Work to do: Pick every line with "JSON" from the material below.

%%

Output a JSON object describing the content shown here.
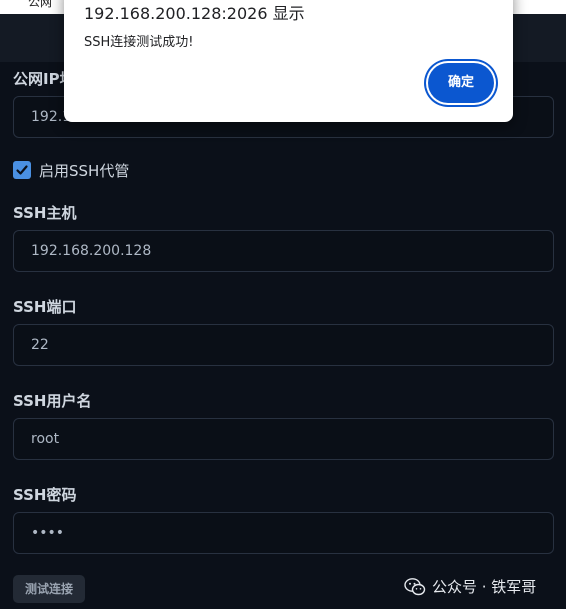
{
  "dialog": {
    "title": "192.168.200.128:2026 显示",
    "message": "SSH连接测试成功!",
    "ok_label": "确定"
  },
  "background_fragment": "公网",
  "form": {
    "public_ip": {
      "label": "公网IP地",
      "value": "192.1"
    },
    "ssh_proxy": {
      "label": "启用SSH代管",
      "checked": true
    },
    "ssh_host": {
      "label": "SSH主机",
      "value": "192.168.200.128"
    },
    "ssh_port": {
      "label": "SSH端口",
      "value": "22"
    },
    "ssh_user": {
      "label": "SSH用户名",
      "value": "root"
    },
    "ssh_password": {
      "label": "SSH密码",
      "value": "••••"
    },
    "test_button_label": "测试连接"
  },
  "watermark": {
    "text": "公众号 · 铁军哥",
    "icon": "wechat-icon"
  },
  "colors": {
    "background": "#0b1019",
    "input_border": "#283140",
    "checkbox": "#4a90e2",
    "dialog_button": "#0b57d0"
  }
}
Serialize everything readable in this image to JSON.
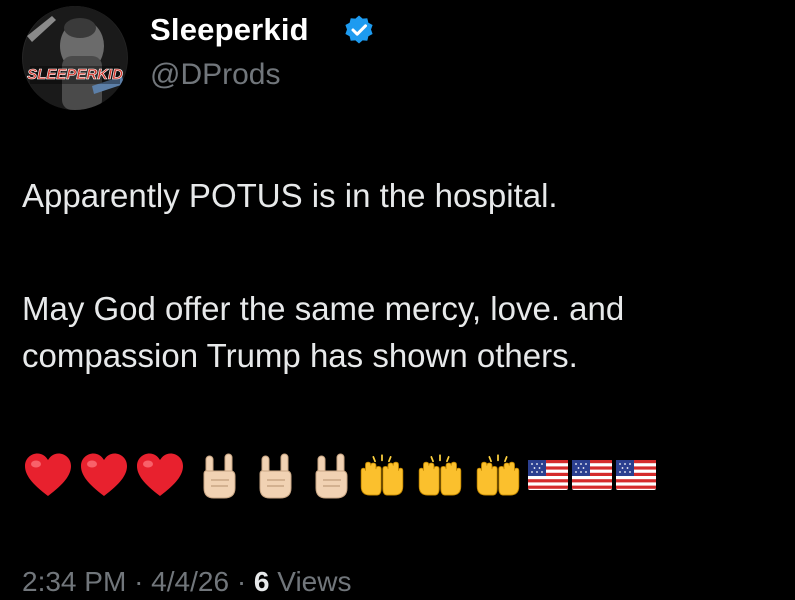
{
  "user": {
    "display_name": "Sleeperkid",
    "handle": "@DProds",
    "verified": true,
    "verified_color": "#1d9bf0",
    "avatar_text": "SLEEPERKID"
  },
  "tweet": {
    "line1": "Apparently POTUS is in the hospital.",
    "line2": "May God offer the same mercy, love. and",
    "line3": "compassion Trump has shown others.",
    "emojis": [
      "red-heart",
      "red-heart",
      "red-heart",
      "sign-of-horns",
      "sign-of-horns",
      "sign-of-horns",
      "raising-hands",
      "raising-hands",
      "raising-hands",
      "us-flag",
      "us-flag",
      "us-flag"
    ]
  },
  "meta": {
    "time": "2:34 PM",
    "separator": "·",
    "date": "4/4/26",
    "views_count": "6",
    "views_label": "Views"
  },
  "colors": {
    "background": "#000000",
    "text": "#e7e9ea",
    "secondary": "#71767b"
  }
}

%%

Task result:
Output a JSON object describing the content shown here.
Serialize everything readable in this image to JSON.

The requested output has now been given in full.